• **Stored rows**
_ _ _

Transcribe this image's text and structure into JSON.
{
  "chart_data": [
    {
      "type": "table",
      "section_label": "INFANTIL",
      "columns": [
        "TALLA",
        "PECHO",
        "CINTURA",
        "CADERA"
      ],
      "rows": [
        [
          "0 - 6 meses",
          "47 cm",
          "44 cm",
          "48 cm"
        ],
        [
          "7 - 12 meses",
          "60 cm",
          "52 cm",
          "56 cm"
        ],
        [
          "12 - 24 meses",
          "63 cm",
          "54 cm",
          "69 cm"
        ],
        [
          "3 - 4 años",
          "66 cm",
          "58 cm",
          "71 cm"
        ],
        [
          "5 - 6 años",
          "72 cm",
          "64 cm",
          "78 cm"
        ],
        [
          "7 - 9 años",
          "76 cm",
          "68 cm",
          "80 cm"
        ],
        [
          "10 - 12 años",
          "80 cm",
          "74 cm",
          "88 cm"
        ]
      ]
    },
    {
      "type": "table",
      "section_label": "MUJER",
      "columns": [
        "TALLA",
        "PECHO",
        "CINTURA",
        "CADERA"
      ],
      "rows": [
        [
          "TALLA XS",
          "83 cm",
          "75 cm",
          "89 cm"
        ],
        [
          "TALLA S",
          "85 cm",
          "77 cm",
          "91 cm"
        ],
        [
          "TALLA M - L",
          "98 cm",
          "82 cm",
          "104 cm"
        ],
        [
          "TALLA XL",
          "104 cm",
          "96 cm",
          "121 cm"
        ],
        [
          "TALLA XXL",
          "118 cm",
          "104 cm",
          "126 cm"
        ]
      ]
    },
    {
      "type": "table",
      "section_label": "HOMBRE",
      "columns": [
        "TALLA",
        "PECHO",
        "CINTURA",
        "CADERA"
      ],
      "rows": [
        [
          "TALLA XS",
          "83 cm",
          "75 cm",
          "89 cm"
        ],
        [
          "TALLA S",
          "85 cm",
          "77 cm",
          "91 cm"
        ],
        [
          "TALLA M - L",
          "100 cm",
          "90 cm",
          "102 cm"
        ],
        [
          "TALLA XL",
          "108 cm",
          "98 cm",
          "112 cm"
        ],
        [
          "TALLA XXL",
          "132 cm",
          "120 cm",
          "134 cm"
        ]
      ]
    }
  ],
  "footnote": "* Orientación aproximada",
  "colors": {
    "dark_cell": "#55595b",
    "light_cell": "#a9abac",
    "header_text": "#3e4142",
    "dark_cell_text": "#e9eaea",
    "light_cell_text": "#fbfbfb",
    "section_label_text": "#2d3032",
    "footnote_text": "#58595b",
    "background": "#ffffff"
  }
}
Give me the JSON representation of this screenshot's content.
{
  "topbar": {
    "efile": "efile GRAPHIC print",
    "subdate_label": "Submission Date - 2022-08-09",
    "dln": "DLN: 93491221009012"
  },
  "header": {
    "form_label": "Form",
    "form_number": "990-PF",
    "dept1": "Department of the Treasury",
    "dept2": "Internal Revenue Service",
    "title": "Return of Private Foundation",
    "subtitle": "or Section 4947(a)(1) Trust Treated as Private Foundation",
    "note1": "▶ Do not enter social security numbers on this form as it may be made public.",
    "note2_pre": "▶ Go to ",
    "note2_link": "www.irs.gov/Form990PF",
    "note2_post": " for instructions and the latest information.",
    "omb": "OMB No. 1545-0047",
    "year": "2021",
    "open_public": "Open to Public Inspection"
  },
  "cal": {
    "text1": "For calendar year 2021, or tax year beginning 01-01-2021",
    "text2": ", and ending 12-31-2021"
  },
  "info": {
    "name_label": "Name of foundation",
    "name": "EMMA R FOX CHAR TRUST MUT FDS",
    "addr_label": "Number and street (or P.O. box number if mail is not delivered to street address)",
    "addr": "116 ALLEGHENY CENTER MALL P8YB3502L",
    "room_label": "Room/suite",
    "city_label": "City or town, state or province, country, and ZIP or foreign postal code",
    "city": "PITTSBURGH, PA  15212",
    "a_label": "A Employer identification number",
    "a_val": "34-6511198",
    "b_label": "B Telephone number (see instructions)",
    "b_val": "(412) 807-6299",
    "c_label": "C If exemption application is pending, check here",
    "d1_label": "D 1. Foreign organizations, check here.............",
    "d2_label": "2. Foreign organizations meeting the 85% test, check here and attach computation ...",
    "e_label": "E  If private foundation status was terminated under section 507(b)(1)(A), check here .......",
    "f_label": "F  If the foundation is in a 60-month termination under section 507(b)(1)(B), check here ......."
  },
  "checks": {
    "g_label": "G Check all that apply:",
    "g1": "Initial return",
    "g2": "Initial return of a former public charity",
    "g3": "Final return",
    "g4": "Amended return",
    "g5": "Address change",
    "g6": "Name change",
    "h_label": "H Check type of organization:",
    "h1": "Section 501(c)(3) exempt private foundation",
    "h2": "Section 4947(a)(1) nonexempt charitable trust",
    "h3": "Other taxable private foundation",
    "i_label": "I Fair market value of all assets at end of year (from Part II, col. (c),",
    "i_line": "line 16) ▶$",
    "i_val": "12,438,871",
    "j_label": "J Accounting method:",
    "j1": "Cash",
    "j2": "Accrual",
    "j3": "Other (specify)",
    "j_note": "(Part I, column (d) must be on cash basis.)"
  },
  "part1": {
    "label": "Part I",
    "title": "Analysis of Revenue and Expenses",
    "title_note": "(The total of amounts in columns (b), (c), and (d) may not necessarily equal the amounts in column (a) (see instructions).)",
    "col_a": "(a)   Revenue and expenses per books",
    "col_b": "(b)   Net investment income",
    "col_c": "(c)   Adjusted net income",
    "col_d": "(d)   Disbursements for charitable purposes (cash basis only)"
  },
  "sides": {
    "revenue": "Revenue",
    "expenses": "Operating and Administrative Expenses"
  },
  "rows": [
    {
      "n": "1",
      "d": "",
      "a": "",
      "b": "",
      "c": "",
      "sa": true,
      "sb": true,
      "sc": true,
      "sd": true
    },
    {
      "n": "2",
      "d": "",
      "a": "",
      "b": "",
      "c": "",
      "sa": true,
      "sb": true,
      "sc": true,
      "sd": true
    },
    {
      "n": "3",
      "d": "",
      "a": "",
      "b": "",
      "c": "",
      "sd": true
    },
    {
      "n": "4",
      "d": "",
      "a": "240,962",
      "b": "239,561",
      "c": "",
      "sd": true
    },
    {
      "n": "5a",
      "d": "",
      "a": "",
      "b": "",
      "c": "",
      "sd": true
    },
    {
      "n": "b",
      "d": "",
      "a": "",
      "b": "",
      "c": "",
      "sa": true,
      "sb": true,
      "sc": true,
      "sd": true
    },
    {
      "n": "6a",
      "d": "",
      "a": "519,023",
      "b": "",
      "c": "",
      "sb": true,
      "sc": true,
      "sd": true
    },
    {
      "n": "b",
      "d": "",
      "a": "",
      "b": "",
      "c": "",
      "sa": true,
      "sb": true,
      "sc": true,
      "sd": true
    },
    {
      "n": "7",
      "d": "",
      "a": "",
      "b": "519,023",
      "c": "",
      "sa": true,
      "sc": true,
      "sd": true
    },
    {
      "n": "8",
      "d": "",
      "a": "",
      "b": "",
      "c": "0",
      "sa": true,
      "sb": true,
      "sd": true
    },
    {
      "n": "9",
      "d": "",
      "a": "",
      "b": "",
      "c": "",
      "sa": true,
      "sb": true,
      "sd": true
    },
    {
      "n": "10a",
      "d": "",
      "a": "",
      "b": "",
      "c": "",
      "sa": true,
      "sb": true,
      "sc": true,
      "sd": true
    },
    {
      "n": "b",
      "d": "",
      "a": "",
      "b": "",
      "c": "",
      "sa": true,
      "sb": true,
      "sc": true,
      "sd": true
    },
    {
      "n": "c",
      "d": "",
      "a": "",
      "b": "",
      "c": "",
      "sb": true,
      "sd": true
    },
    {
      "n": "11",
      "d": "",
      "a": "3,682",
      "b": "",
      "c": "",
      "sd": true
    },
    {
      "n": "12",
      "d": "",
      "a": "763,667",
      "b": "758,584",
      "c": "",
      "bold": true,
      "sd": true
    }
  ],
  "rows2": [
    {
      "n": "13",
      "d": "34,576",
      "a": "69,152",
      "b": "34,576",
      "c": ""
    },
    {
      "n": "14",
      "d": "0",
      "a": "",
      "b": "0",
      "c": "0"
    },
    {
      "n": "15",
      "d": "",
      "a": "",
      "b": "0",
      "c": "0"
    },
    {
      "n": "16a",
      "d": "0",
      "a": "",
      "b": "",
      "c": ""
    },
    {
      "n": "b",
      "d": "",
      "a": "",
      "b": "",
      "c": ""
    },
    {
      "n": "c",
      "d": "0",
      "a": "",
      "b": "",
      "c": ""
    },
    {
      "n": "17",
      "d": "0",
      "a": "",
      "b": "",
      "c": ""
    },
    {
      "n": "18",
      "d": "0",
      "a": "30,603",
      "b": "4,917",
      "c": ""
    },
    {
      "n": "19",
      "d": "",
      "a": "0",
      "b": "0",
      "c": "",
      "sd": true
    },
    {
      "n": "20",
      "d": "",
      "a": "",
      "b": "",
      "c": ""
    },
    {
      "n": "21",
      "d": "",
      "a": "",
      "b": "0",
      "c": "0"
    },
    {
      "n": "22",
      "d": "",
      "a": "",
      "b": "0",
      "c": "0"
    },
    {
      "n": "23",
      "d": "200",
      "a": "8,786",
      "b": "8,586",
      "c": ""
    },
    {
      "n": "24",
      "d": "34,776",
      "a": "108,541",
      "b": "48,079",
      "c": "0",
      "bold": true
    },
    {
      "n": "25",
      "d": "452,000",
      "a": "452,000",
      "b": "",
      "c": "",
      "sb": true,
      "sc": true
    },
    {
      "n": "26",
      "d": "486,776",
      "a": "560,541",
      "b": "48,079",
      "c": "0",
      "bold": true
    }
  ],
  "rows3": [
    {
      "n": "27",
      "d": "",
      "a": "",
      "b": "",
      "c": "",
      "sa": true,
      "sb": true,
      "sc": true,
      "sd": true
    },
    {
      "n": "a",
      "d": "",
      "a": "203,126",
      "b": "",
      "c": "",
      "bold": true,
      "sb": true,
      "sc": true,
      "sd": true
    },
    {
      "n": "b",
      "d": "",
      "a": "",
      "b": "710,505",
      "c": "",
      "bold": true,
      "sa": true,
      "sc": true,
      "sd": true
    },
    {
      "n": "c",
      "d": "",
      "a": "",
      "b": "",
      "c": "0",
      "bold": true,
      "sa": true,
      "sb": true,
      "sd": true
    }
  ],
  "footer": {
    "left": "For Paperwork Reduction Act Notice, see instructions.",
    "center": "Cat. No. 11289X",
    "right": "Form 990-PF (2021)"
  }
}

_ _ _

• **To do**
Among the entries above, identify all lines with "charitable" and copy them.

• **Expected answer**
    "h2": "Section 4947(a)(1) nonexempt charitable trust",
    "col_d": "(d)   Disbursements for charitable purposes (cash basis only)"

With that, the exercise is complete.